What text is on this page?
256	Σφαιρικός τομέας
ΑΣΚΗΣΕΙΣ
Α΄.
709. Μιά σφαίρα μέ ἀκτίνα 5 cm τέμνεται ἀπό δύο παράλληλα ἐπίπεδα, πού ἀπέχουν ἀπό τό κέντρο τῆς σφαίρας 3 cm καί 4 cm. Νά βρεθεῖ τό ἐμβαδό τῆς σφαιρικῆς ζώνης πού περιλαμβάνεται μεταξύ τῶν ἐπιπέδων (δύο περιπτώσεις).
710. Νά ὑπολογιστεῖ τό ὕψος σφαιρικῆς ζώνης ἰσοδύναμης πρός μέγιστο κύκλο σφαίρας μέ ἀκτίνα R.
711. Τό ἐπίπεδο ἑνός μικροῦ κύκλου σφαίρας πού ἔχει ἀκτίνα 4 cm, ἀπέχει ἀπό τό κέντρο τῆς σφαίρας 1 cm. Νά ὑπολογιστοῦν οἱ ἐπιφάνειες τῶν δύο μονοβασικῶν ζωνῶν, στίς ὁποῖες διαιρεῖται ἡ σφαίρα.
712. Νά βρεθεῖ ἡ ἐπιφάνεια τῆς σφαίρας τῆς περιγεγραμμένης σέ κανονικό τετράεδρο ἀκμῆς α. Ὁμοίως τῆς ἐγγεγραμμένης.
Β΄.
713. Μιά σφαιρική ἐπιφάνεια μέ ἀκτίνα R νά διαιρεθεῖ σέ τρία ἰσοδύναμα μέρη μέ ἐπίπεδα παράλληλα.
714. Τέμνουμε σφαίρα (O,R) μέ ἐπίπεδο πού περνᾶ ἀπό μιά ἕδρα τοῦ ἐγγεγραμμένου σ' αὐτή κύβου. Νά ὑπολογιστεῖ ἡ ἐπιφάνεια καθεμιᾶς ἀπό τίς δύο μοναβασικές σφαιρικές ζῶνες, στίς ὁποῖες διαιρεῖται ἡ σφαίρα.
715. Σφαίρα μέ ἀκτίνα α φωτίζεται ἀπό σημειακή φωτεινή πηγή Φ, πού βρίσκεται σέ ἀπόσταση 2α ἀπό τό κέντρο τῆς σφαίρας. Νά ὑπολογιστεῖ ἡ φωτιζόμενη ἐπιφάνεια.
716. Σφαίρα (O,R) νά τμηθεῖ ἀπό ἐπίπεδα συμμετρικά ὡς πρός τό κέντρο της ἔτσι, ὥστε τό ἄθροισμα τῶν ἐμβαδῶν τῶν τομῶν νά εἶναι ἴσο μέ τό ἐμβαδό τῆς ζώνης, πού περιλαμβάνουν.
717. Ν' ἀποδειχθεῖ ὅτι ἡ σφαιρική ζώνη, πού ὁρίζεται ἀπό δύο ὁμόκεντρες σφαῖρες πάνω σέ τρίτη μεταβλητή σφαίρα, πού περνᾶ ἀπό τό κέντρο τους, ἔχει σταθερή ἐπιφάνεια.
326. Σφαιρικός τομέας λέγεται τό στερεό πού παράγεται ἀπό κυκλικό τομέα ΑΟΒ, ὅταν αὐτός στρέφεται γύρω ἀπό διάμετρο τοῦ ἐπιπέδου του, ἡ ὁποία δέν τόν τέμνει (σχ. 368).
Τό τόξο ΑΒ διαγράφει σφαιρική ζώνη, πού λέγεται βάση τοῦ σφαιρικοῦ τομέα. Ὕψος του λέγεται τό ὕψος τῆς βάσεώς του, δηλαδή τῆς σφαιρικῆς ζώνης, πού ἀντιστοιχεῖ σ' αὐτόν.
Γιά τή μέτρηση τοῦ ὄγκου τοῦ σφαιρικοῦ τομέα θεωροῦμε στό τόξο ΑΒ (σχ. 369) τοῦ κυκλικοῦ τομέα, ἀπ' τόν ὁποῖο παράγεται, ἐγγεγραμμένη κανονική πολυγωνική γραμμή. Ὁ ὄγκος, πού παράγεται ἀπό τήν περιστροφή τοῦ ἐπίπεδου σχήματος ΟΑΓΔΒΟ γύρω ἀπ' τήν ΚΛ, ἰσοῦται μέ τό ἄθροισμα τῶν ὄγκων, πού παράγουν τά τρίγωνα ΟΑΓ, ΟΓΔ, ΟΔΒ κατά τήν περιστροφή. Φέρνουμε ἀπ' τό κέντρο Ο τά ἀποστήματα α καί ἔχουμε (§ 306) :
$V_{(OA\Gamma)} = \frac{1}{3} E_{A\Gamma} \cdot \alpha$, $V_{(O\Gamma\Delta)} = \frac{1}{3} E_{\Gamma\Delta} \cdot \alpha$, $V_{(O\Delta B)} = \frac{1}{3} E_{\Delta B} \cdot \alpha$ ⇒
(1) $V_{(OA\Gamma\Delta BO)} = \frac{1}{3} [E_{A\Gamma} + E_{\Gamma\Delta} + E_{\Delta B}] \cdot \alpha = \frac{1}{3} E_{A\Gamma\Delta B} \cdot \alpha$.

::::

▸ **PROBLEM TO WORK ON**: Work through the data and report how many of its lines hold the word "παράλληλα", giving only the figure.

▸ **ANSWER IN FULL**: 2